> SET TASK: Reproduce each line of the items below verbatim, keeping every character and its order unchanged.

> INPUT FOR THIS TASK:
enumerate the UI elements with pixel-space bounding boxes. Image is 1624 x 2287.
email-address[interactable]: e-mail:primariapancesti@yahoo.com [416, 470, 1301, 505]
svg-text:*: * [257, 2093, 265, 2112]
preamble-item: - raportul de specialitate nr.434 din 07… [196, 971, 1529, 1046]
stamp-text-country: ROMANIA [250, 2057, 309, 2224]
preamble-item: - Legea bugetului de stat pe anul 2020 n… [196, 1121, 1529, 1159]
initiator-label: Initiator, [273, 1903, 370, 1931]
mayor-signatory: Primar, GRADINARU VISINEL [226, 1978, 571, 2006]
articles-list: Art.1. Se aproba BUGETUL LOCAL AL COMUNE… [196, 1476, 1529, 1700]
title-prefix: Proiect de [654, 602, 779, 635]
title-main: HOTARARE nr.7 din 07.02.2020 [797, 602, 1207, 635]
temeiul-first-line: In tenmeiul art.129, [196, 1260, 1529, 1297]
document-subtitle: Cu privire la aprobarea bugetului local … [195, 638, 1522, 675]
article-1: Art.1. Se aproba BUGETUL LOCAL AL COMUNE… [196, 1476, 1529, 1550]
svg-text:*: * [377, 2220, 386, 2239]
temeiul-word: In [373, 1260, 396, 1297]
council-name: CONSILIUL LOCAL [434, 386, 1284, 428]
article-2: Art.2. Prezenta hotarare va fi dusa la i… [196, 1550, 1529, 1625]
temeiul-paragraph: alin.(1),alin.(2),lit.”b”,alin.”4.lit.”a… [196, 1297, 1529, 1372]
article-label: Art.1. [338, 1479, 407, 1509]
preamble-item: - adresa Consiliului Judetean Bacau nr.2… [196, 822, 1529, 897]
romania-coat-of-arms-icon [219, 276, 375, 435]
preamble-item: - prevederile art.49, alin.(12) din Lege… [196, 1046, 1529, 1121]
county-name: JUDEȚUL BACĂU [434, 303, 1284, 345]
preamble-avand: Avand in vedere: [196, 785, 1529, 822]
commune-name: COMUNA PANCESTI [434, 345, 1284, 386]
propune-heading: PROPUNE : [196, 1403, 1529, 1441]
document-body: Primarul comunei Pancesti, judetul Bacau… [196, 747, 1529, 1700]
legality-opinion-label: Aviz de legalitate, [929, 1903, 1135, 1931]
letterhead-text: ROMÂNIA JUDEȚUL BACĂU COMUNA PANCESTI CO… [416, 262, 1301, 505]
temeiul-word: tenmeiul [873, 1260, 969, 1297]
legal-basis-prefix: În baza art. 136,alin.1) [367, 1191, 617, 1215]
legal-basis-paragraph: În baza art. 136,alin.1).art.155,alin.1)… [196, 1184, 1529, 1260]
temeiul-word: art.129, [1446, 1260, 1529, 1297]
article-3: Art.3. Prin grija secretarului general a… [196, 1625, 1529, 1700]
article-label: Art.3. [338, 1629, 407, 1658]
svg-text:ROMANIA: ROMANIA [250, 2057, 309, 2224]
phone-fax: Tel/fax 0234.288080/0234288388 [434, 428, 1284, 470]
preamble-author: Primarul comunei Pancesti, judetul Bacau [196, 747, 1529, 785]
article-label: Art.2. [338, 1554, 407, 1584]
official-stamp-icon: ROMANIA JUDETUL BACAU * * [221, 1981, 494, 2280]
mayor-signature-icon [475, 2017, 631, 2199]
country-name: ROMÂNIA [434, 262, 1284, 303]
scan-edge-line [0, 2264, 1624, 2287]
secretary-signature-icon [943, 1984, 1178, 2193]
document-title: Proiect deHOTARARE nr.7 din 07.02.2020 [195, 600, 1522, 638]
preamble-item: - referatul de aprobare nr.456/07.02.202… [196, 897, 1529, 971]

> SOLUTION FOR THIS TASK:
enumerate the UI elements with pixel-space bounding boxes. Image is 1624 x 2287.
email-address[interactable]: e-mail:primariapancesti@yahoo.com [416, 470, 1301, 505]
svg-text:*: * [257, 2093, 265, 2112]
preamble-item: - raportul de specialitate nr.434 din 07… [196, 971, 1529, 1046]
stamp-text-country: ROMANIA [250, 2057, 309, 2224]
preamble-item: - Legea bugetului de stat pe anul 2020 n… [196, 1121, 1529, 1159]
initiator-label: Initiator, [273, 1903, 370, 1931]
mayor-signatory: Primar, GRADINARU VISINEL [226, 1978, 571, 2006]
articles-list: Art.1. Se aproba BUGETUL LOCAL AL COMUNE… [196, 1476, 1529, 1700]
title-prefix: Proiect de [654, 602, 779, 635]
title-main: HOTARARE nr.7 din 07.02.2020 [797, 602, 1207, 635]
temeiul-first-line: In tenmeiul art.129, [196, 1260, 1529, 1297]
document-subtitle: Cu privire la aprobarea bugetului local … [195, 638, 1522, 675]
article-1: Art.1. Se aproba BUGETUL LOCAL AL COMUNE… [196, 1476, 1529, 1550]
svg-text:*: * [377, 2220, 386, 2239]
temeiul-word: In [373, 1260, 396, 1297]
council-name: CONSILIUL LOCAL [434, 386, 1284, 428]
article-2: Art.2. Prezenta hotarare va fi dusa la i… [196, 1550, 1529, 1625]
temeiul-paragraph: alin.(1),alin.(2),lit.”b”,alin.”4.lit.”a… [196, 1297, 1529, 1372]
article-label: Art.1. [338, 1479, 407, 1509]
preamble-item: - adresa Consiliului Judetean Bacau nr.2… [196, 822, 1529, 897]
romania-coat-of-arms-icon [219, 276, 375, 435]
preamble-item: - prevederile art.49, alin.(12) din Lege… [196, 1046, 1529, 1121]
county-name: JUDEȚUL BACĂU [434, 303, 1284, 345]
preamble-avand: Avand in vedere: [196, 785, 1529, 822]
commune-name: COMUNA PANCESTI [434, 345, 1284, 386]
propune-heading: PROPUNE : [196, 1403, 1529, 1441]
document-body: Primarul comunei Pancesti, judetul Bacau… [196, 747, 1529, 1700]
legality-opinion-label: Aviz de legalitate, [929, 1903, 1135, 1931]
letterhead-text: ROMÂNIA JUDEȚUL BACĂU COMUNA PANCESTI CO… [416, 262, 1301, 505]
temeiul-word: tenmeiul [873, 1260, 969, 1297]
legal-basis-prefix: În baza art. 136,alin.1) [367, 1191, 617, 1215]
legal-basis-paragraph: În baza art. 136,alin.1).art.155,alin.1)… [196, 1184, 1529, 1260]
temeiul-word: art.129, [1446, 1260, 1529, 1297]
article-3: Art.3. Prin grija secretarului general a… [196, 1625, 1529, 1700]
article-label: Art.3. [338, 1629, 407, 1658]
svg-text:ROMANIA: ROMANIA [250, 2057, 309, 2224]
phone-fax: Tel/fax 0234.288080/0234288388 [434, 428, 1284, 470]
preamble-author: Primarul comunei Pancesti, judetul Bacau [196, 747, 1529, 785]
article-label: Art.2. [338, 1554, 407, 1584]
official-stamp-icon: ROMANIA JUDETUL BACAU * * [221, 1981, 494, 2280]
mayor-signature-icon [475, 2017, 631, 2199]
country-name: ROMÂNIA [434, 262, 1284, 303]
scan-edge-line [0, 2264, 1624, 2287]
secretary-signature-icon [943, 1984, 1178, 2193]
document-title: Proiect deHOTARARE nr.7 din 07.02.2020 [195, 600, 1522, 638]
preamble-item: - referatul de aprobare nr.456/07.02.202… [196, 897, 1529, 971]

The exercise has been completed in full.